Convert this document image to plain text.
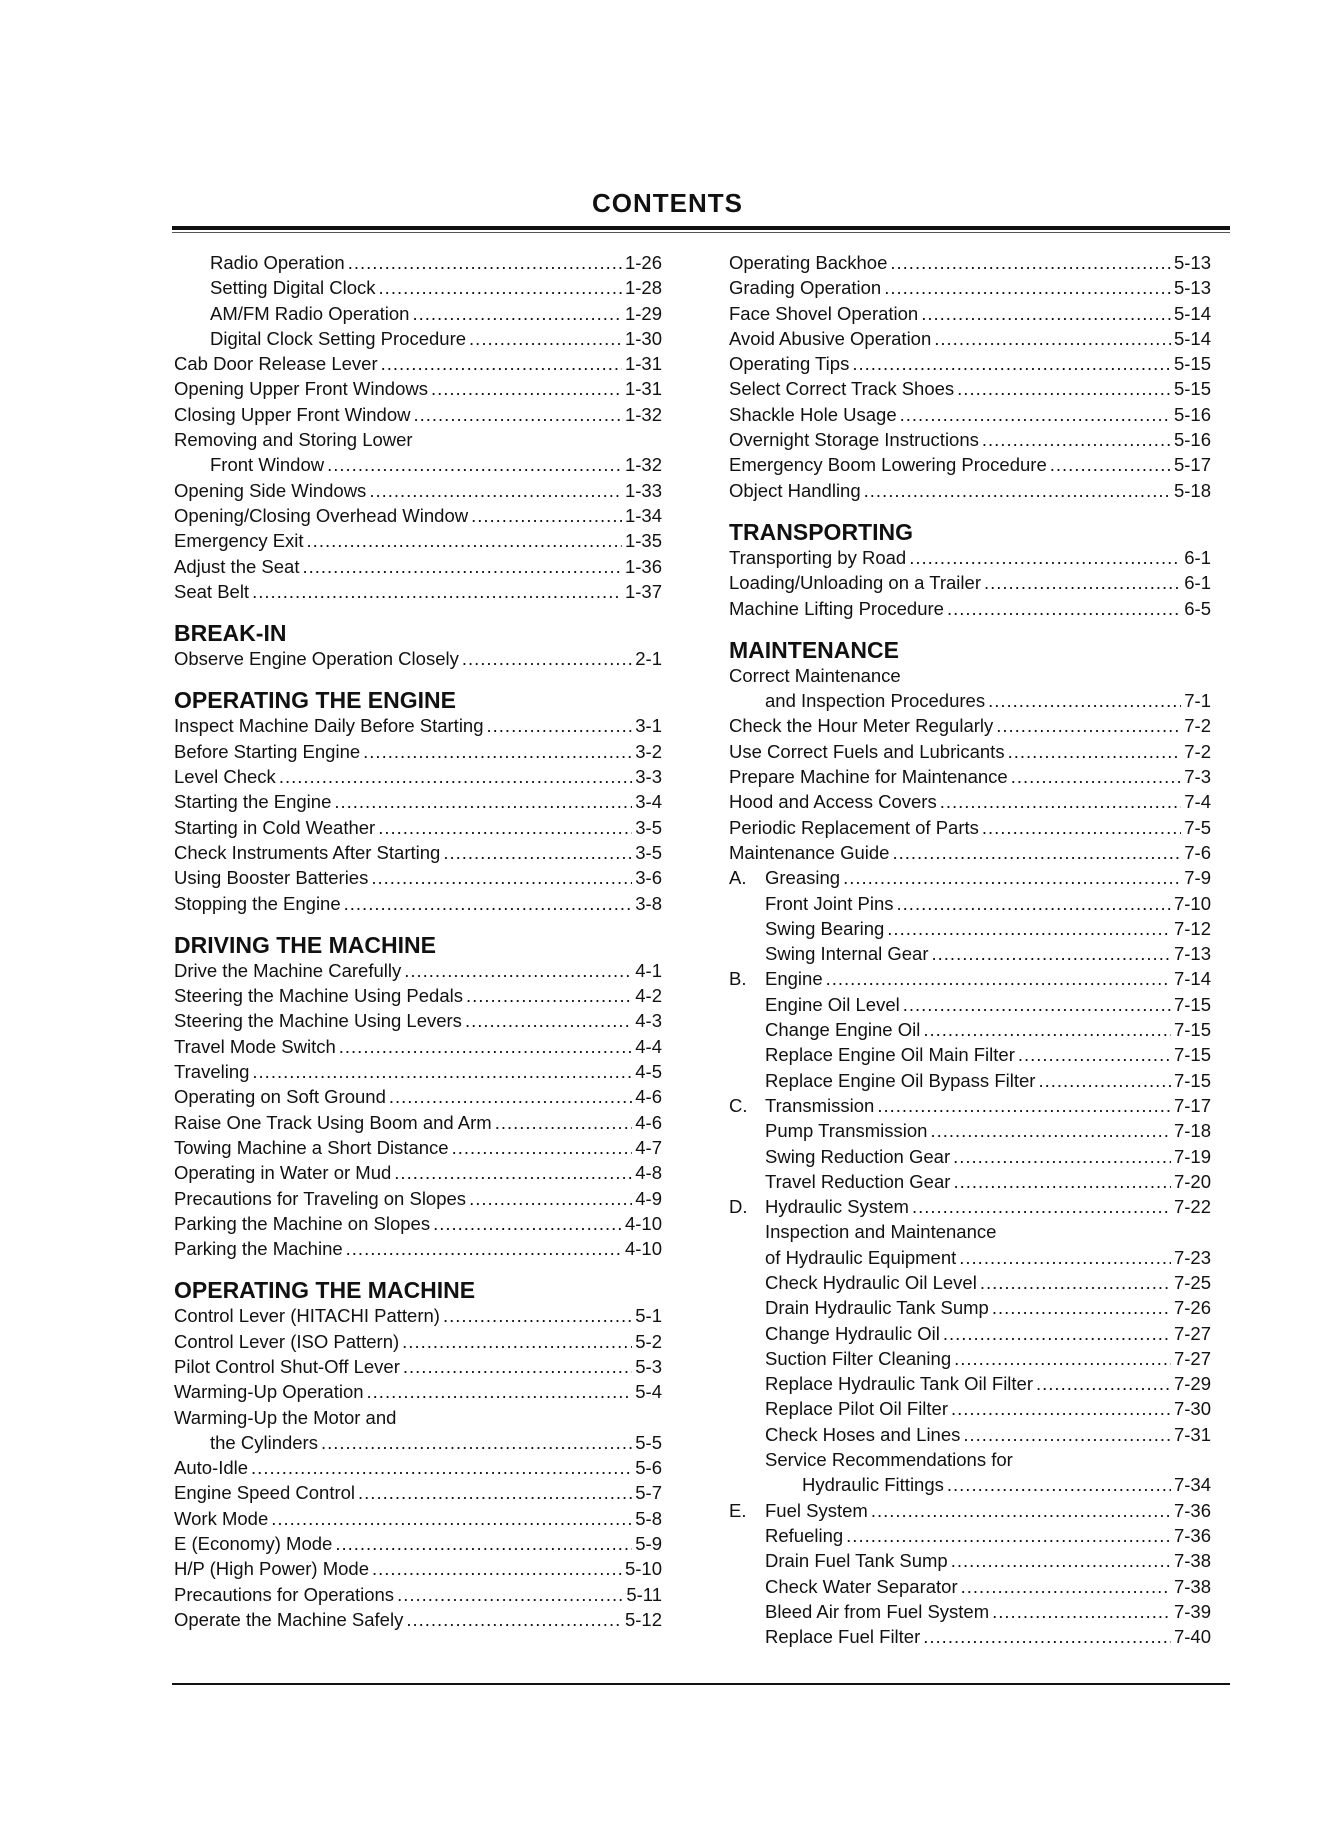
CONTENTS
Radio Operation .....	1-26
Setting Digital Clock .....	1-28
AM/FM Radio Operation .....	1-29
Digital Clock Setting Procedure .....	1-30
Cab Door Release Lever .....	1-31
Opening Upper Front Windows .....	1-31
Closing Upper Front Window .....	1-32
Removing and Storing Lower
Front Window .....	1-32
Opening Side Windows .....	1-33
Opening/Closing Overhead Window .....	1-34
Emergency Exit .....	1-35
Adjust the Seat .....	1-36
Seat Belt .....	1-37
BREAK-IN
Observe Engine Operation Closely .....	2-1
OPERATING THE ENGINE
Inspect Machine Daily Before Starting .....	3-1
Before Starting Engine .....	3-2
Level Check .....	3-3
Starting the Engine .....	3-4
Starting in Cold Weather .....	3-5
Check Instruments After Starting .....	3-5
Using Booster Batteries .....	3-6
Stopping the Engine .....	3-8
DRIVING THE MACHINE
Drive the Machine Carefully .....	4-1
Steering the Machine Using Pedals .....	4-2
Steering the Machine Using Levers .....	4-3
Travel Mode Switch .....	4-4
Traveling .....	4-5
Operating on Soft Ground .....	4-6
Raise One Track Using Boom and Arm .....	4-6
Towing Machine a Short Distance .....	4-7
Operating in Water or Mud .....	4-8
Precautions for Traveling on Slopes .....	4-9
Parking the Machine on Slopes .....	4-10
Parking the Machine .....	4-10
OPERATING THE MACHINE
Control Lever (HITACHI Pattern) .....	5-1
Control Lever (ISO Pattern) .....	5-2
Pilot Control Shut-Off Lever .....	5-3
Warming-Up Operation .....	5-4
Warming-Up the Motor and
the Cylinders .....	5-5
Auto-Idle .....	5-6
Engine Speed Control .....	5-7
Work Mode .....	5-8
E (Economy) Mode .....	5-9
H/P (High Power) Mode .....	5-10
Precautions for Operations .....	5-11
Operate the Machine Safely .....	5-12
Operating Backhoe .....	5-13
Grading Operation .....	5-13
Face Shovel Operation .....	5-14
Avoid Abusive Operation .....	5-14
Operating Tips .....	5-15
Select Correct Track Shoes .....	5-15
Shackle Hole Usage .....	5-16
Overnight Storage Instructions .....	5-16
Emergency Boom Lowering Procedure .....	5-17
Object Handling .....	5-18
TRANSPORTING
Transporting by Road .....	6-1
Loading/Unloading on a Trailer .....	6-1
Machine Lifting Procedure .....	6-5
MAINTENANCE
Correct Maintenance
and Inspection Procedures .....	7-1
Check the Hour Meter Regularly .....	7-2
Use Correct Fuels and Lubricants .....	7-2
Prepare Machine for Maintenance .....	7-3
Hood and Access Covers .....	7-4
Periodic Replacement of Parts .....	7-5
Maintenance Guide .....	7-6
A. Greasing .....	7-9
Front Joint Pins .....	7-10
Swing Bearing .....	7-12
Swing Internal Gear .....	7-13
B. Engine .....	7-14
Engine Oil Level .....	7-15
Change Engine Oil .....	7-15
Replace Engine Oil Main Filter .....	7-15
Replace Engine Oil Bypass Filter .....	7-15
C. Transmission .....	7-17
Pump Transmission .....	7-18
Swing Reduction Gear .....	7-19
Travel Reduction Gear .....	7-20
D. Hydraulic System .....	7-22
Inspection and Maintenance
of Hydraulic Equipment .....	7-23
Check Hydraulic Oil Level .....	7-25
Drain Hydraulic Tank Sump .....	7-26
Change Hydraulic Oil .....	7-27
Suction Filter Cleaning .....	7-27
Replace Hydraulic Tank Oil Filter .....	7-29
Replace Pilot Oil Filter .....	7-30
Check Hoses and Lines .....	7-31
Service Recommendations for
Hydraulic Fittings .....	7-34
E. Fuel System .....	7-36
Refueling .....	7-36
Drain Fuel Tank Sump .....	7-38
Check Water Separator .....	7-38
Bleed Air from Fuel System .....	7-39
Replace Fuel Filter .....	7-40
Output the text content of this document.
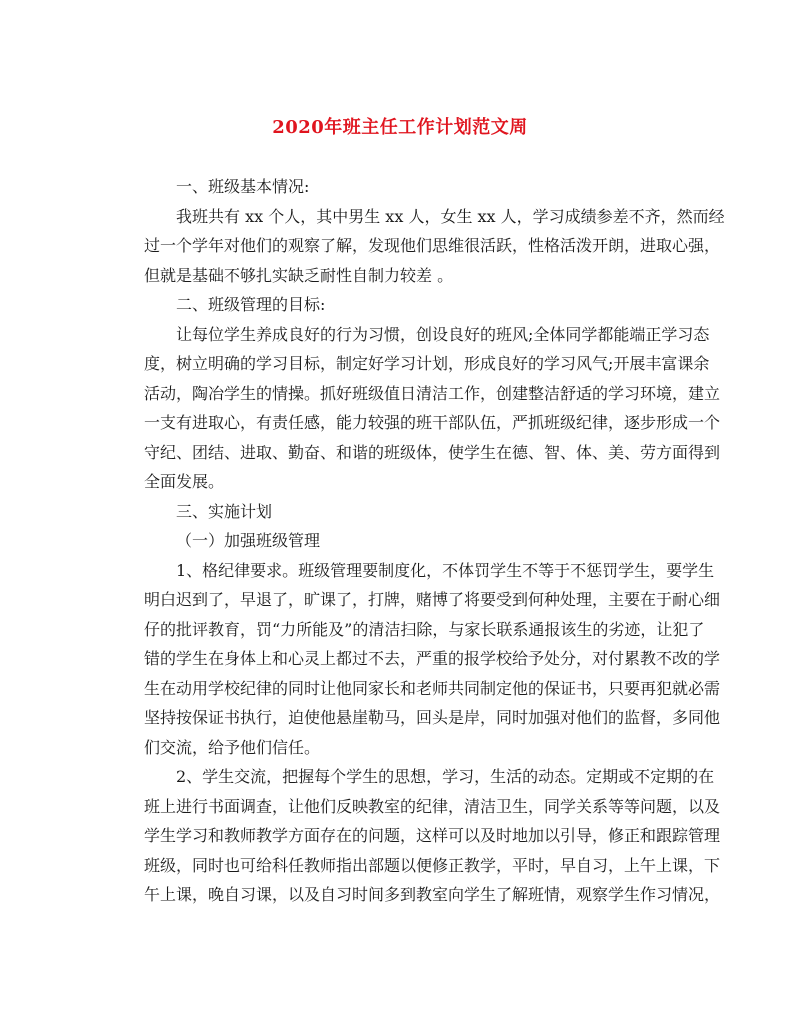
2020年班主任工作计划范文周
一、班级基本情况:
我班共有 xx 个人，其中男生 xx 人，女生 xx 人，学习成绩参差不齐，然而经
过一个学年对他们的观察了解，发现他们思维很活跃，性格活泼开朗，进取心强，
但就是基础不够扎实缺乏耐性自制力较差 。
二、班级管理的目标:
让每位学生养成良好的行为习惯，创设良好的班风;全体同学都能端正学习态
度，树立明确的学习目标，制定好学习计划，形成良好的学习风气;开展丰富课余
活动，陶冶学生的情操。抓好班级值日清洁工作，创建整洁舒适的学习环境，建立
一支有进取心，有责任感，能力较强的班干部队伍，严抓班级纪律，逐步形成一个
守纪、团结、进取、勤奋、和谐的班级体，使学生在德、智、体、美、劳方面得到
全面发展。
三、实施计划
（一）加强班级管理
1、格纪律要求。班级管理要制度化，不体罚学生不等于不惩罚学生，要学生
明白迟到了，早退了，旷课了，打牌，赌博了将要受到何种处理，主要在于耐心细
仔的批评教育，罚“力所能及”的清洁扫除，与家长联系通报该生的劣迹，让犯了
错的学生在身体上和心灵上都过不去，严重的报学校给予处分，对付累教不改的学
生在动用学校纪律的同时让他同家长和老师共同制定他的保证书，只要再犯就必需
坚持按保证书执行，迫使他悬崖勒马，回头是岸，同时加强对他们的监督，多同他
们交流，给予他们信任。
2、学生交流，把握每个学生的思想，学习，生活的动态。定期或不定期的在
班上进行书面调查，让他们反映教室的纪律，清洁卫生，同学关系等等问题，以及
学生学习和教师教学方面存在的问题，这样可以及时地加以引导，修正和跟踪管理
班级，同时也可给科任教师指出部题以便修正教学，平时，早自习，上午上课，下
午上课，晚自习课，以及自习时间多到教室向学生了解班情，观察学生作习情况，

────────

Using the records above, extract exactly and only the lines from the one with "Output the text content of this document." through the final line, inclusive, leaving out pictures.

Output the text content of this document.
2020年班主任工作计划范文周
一、班级基本情况:
我班共有 xx 个人，其中男生 xx 人，女生 xx 人，学习成绩参差不齐，然而经
过一个学年对他们的观察了解，发现他们思维很活跃，性格活泼开朗，进取心强，
但就是基础不够扎实缺乏耐性自制力较差 。
二、班级管理的目标:
让每位学生养成良好的行为习惯，创设良好的班风;全体同学都能端正学习态
度，树立明确的学习目标，制定好学习计划，形成良好的学习风气;开展丰富课余
活动，陶冶学生的情操。抓好班级值日清洁工作，创建整洁舒适的学习环境，建立
一支有进取心，有责任感，能力较强的班干部队伍，严抓班级纪律，逐步形成一个
守纪、团结、进取、勤奋、和谐的班级体，使学生在德、智、体、美、劳方面得到
全面发展。
三、实施计划
（一）加强班级管理
1、格纪律要求。班级管理要制度化，不体罚学生不等于不惩罚学生，要学生
明白迟到了，早退了，旷课了，打牌，赌博了将要受到何种处理，主要在于耐心细
仔的批评教育，罚“力所能及”的清洁扫除，与家长联系通报该生的劣迹，让犯了
错的学生在身体上和心灵上都过不去，严重的报学校给予处分，对付累教不改的学
生在动用学校纪律的同时让他同家长和老师共同制定他的保证书，只要再犯就必需
坚持按保证书执行，迫使他悬崖勒马，回头是岸，同时加强对他们的监督，多同他
们交流，给予他们信任。
2、学生交流，把握每个学生的思想，学习，生活的动态。定期或不定期的在
班上进行书面调查，让他们反映教室的纪律，清洁卫生，同学关系等等问题，以及
学生学习和教师教学方面存在的问题，这样可以及时地加以引导，修正和跟踪管理
班级，同时也可给科任教师指出部题以便修正教学，平时，早自习，上午上课，下
午上课，晚自习课，以及自习时间多到教室向学生了解班情，观察学生作习情况，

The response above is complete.